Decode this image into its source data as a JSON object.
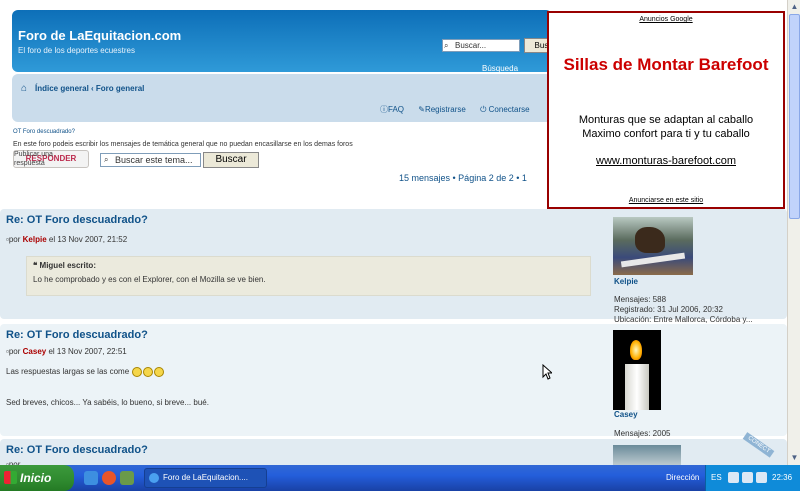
{
  "header": {
    "site_title": "Foro de LaEquitacion.com",
    "site_desc": "El foro de los deportes ecuestres",
    "search_placeholder": "Buscar...",
    "search_button": "Buscar",
    "advanced_search": "Búsqueda avanzada"
  },
  "nav": {
    "breadcrumb": "Índice general ‹ Foro general",
    "faq": "FAQ",
    "register": "Registrarse",
    "login": "Conectarse"
  },
  "topic": {
    "title": "OT Foro descuadrado?",
    "description": "En este foro podeis escribir los mensajes de temática general que no puedan encasillarse en los demas foros",
    "reply_button": "RESPONDER",
    "reply_overlay": "Publicar una respuesta",
    "search_placeholder": "Buscar este tema...",
    "search_button": "Buscar",
    "pagination": "15 mensajes • Página 2 de 2 • 1"
  },
  "ad": {
    "label": "Anuncios Google",
    "title": "Sillas de Montar Barefoot",
    "text_line1": "Monturas que se adaptan al caballo",
    "text_line2": "Maximo confort para ti y tu caballo",
    "url": "www.monturas-barefoot.com",
    "footer": "Anunciarse en este sitio"
  },
  "posts": [
    {
      "title": "Re: OT Foro descuadrado?",
      "meta_prefix": "por",
      "author": "Kelpie",
      "date": "el 13 Nov 2007, 21:52",
      "quote_author": "Miguel escrito:",
      "quote_text": "Lo he comprobado y es con el Explorer, con el Mozilla se ve bien.",
      "username": "Kelpie",
      "stats_line1": "Mensajes: 588",
      "stats_line2": "Registrado: 31 Jul 2006, 20:32",
      "stats_line3": "Ubicación: Entre Mallorca, Córdoba y..."
    },
    {
      "title": "Re: OT Foro descuadrado?",
      "meta_prefix": "por",
      "author": "Casey",
      "date": "el 13 Nov 2007, 22:51",
      "text1": "Las respuestas largas se las come",
      "text2": "Sed breves, chicos... Ya sabéis, lo bueno, si breve... bué.",
      "username": "Casey",
      "stats_line1": "Mensajes: 2005"
    },
    {
      "title": "Re: OT Foro descuadrado?",
      "meta_prefix": "por",
      "author": "",
      "date": "",
      "ribbon": "CONECT"
    }
  ],
  "taskbar": {
    "start": "Inicio",
    "task_item": "Foro de LaEquitacion....",
    "address": "Dirección",
    "lang": "ES",
    "clock": "22:36"
  }
}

□ □ □ □ □ □ □

* **Given problem**
Every entry must be written out exactly, with all pictures left out.

* **Response to this task**
Decode this image into its source data as a JSON object.
{
  "header": {
    "site_title": "Foro de LaEquitacion.com",
    "site_desc": "El foro de los deportes ecuestres",
    "search_placeholder": "Buscar...",
    "search_button": "Buscar",
    "advanced_search": "Búsqueda avanzada"
  },
  "nav": {
    "breadcrumb": "Índice general ‹ Foro general",
    "faq": "FAQ",
    "register": "Registrarse",
    "login": "Conectarse"
  },
  "topic": {
    "title": "OT Foro descuadrado?",
    "description": "En este foro podeis escribir los mensajes de temática general que no puedan encasillarse en los demas foros",
    "reply_button": "RESPONDER",
    "reply_overlay": "Publicar una respuesta",
    "search_placeholder": "Buscar este tema...",
    "search_button": "Buscar",
    "pagination": "15 mensajes • Página 2 de 2 • 1"
  },
  "ad": {
    "label": "Anuncios Google",
    "title": "Sillas de Montar Barefoot",
    "text_line1": "Monturas que se adaptan al caballo",
    "text_line2": "Maximo confort para ti y tu caballo",
    "url": "www.monturas-barefoot.com",
    "footer": "Anunciarse en este sitio"
  },
  "posts": [
    {
      "title": "Re: OT Foro descuadrado?",
      "meta_prefix": "por",
      "author": "Kelpie",
      "date": "el 13 Nov 2007, 21:52",
      "quote_author": "Miguel escrito:",
      "quote_text": "Lo he comprobado y es con el Explorer, con el Mozilla se ve bien.",
      "username": "Kelpie",
      "stats_line1": "Mensajes: 588",
      "stats_line2": "Registrado: 31 Jul 2006, 20:32",
      "stats_line3": "Ubicación: Entre Mallorca, Córdoba y..."
    },
    {
      "title": "Re: OT Foro descuadrado?",
      "meta_prefix": "por",
      "author": "Casey",
      "date": "el 13 Nov 2007, 22:51",
      "text1": "Las respuestas largas se las come",
      "text2": "Sed breves, chicos... Ya sabéis, lo bueno, si breve... bué.",
      "username": "Casey",
      "stats_line1": "Mensajes: 2005"
    },
    {
      "title": "Re: OT Foro descuadrado?",
      "meta_prefix": "por",
      "author": "",
      "date": "",
      "ribbon": "CONECT"
    }
  ],
  "taskbar": {
    "start": "Inicio",
    "task_item": "Foro de LaEquitacion....",
    "address": "Dirección",
    "lang": "ES",
    "clock": "22:36"
  }
}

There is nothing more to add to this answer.